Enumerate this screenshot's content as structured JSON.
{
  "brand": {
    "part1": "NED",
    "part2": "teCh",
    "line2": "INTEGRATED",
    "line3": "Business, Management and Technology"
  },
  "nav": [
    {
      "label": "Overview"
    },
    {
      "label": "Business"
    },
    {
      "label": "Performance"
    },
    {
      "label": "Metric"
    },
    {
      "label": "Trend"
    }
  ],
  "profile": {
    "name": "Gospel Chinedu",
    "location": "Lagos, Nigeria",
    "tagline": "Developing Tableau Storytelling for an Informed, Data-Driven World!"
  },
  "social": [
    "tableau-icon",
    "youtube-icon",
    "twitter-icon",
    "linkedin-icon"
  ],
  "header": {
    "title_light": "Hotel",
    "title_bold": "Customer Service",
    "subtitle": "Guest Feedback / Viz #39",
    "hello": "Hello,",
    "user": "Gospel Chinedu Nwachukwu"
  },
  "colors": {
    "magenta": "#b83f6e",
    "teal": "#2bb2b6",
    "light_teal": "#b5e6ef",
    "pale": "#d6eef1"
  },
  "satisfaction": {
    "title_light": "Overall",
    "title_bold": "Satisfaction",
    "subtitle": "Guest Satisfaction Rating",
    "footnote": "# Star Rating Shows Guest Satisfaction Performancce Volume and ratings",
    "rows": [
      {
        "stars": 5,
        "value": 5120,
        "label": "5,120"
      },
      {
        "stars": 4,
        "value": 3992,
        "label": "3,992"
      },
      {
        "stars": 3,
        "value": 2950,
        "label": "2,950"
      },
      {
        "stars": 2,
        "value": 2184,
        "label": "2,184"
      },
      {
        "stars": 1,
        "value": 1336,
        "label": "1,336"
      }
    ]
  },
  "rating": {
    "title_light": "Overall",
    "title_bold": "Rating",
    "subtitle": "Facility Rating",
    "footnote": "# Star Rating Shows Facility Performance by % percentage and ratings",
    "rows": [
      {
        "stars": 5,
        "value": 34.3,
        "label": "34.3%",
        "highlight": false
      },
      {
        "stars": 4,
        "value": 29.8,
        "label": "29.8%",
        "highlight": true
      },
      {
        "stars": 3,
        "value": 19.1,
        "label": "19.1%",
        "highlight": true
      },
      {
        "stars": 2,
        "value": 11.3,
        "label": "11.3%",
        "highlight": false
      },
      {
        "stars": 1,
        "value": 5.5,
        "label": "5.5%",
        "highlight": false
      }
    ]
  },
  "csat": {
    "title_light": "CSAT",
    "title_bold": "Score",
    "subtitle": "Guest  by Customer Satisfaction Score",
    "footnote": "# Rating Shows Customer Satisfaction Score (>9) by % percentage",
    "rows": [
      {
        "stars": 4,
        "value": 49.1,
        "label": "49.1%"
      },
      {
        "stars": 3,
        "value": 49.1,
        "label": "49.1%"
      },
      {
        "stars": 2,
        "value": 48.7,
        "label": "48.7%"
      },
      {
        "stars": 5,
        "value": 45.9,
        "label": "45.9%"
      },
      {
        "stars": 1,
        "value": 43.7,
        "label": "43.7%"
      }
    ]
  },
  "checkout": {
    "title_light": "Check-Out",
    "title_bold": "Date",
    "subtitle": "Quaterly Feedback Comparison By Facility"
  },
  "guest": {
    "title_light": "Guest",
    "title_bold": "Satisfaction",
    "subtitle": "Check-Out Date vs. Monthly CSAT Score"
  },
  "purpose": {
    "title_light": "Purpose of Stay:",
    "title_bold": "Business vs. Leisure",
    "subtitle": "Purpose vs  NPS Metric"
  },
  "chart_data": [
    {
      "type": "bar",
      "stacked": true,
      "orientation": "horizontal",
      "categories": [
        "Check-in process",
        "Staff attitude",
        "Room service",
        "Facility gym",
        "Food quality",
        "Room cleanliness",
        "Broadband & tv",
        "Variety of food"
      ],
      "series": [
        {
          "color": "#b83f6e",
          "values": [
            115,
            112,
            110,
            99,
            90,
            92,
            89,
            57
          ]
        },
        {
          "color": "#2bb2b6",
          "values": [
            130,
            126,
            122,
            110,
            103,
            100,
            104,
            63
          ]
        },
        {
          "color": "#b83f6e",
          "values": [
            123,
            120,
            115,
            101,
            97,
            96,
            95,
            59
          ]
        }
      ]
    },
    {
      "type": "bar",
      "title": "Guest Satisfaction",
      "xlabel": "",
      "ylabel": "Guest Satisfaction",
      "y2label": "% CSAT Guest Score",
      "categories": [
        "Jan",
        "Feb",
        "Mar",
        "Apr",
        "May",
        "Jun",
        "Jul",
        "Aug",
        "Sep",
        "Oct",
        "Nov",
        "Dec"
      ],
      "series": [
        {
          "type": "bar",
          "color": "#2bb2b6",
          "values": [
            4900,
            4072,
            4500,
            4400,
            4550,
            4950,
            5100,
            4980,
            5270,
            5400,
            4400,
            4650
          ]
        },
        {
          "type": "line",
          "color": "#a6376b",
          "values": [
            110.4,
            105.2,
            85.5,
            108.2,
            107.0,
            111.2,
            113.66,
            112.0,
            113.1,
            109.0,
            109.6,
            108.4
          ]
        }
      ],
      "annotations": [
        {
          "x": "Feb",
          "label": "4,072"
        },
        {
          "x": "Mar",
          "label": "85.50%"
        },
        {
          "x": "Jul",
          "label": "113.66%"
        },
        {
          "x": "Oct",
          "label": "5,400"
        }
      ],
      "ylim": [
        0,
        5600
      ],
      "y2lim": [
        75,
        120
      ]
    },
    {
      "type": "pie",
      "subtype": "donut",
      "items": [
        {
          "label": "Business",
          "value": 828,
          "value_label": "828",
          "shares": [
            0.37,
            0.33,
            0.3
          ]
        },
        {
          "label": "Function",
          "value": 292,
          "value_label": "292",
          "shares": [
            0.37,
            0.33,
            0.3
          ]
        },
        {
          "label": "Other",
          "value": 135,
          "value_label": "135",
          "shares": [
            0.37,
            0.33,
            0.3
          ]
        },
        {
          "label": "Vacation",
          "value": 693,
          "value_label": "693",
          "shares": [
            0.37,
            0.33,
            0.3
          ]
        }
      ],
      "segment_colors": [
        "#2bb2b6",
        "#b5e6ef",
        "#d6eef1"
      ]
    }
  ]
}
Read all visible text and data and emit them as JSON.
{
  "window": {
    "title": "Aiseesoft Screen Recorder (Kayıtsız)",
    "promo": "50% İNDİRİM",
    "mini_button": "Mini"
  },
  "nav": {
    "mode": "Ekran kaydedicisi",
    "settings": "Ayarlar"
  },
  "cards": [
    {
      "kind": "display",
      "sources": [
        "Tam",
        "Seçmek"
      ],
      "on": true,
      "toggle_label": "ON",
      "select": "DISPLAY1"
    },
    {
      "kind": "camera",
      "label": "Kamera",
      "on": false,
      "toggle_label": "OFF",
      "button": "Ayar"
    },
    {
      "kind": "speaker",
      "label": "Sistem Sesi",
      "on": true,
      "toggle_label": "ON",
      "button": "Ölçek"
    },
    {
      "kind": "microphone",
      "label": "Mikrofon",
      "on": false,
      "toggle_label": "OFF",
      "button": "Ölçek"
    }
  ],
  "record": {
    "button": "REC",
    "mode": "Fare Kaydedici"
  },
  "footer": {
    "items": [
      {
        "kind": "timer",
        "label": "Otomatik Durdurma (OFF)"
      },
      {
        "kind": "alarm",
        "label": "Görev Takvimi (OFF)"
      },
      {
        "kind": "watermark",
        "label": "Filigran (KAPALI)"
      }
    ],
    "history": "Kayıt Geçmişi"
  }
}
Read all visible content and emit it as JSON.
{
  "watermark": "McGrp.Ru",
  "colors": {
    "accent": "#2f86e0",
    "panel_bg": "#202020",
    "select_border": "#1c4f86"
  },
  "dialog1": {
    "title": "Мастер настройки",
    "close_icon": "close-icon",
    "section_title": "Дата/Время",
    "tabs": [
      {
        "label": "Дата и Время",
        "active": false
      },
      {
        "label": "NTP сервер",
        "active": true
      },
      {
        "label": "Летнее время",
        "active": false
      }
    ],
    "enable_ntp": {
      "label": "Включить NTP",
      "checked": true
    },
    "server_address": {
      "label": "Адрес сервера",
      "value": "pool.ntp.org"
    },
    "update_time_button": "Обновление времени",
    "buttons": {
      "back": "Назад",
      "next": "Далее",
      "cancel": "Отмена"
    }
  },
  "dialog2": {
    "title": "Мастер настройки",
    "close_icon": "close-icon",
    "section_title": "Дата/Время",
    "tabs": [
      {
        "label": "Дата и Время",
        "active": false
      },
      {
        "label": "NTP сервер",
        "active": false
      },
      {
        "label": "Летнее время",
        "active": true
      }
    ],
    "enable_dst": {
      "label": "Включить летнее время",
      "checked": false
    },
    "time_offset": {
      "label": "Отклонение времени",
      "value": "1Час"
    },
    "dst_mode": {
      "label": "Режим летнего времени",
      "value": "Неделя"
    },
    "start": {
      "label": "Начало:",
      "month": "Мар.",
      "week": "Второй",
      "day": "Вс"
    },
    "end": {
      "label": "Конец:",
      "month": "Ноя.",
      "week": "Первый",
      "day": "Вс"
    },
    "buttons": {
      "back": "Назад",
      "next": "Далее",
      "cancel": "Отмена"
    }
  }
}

# # # # #

Exercise aim -> Using the records above, please retype only the run of lines from the line holding "Read all visible content and emit it as JSON." through the last line, both ends included.

Correct answer ->
Read all visible content and emit it as JSON.
{
  "watermark": "McGrp.Ru",
  "colors": {
    "accent": "#2f86e0",
    "panel_bg": "#202020",
    "select_border": "#1c4f86"
  },
  "dialog1": {
    "title": "Мастер настройки",
    "close_icon": "close-icon",
    "section_title": "Дата/Время",
    "tabs": [
      {
        "label": "Дата и Время",
        "active": false
      },
      {
        "label": "NTP сервер",
        "active": true
      },
      {
        "label": "Летнее время",
        "active": false
      }
    ],
    "enable_ntp": {
      "label": "Включить NTP",
      "checked": true
    },
    "server_address": {
      "label": "Адрес сервера",
      "value": "pool.ntp.org"
    },
    "update_time_button": "Обновление времени",
    "buttons": {
      "back": "Назад",
      "next": "Далее",
      "cancel": "Отмена"
    }
  },
  "dialog2": {
    "title": "Мастер настройки",
    "close_icon": "close-icon",
    "section_title": "Дата/Время",
    "tabs": [
      {
        "label": "Дата и Время",
        "active": false
      },
      {
        "label": "NTP сервер",
        "active": false
      },
      {
        "label": "Летнее время",
        "active": true
      }
    ],
    "enable_dst": {
      "label": "Включить летнее время",
      "checked": false
    },
    "time_offset": {
      "label": "Отклонение времени",
      "value": "1Час"
    },
    "dst_mode": {
      "label": "Режим летнего времени",
      "value": "Неделя"
    },
    "start": {
      "label": "Начало:",
      "month": "Мар.",
      "week": "Второй",
      "day": "Вс"
    },
    "end": {
      "label": "Конец:",
      "month": "Ноя.",
      "week": "Первый",
      "day": "Вс"
    },
    "buttons": {
      "back": "Назад",
      "next": "Далее",
      "cancel": "Отмена"
    }
  }
}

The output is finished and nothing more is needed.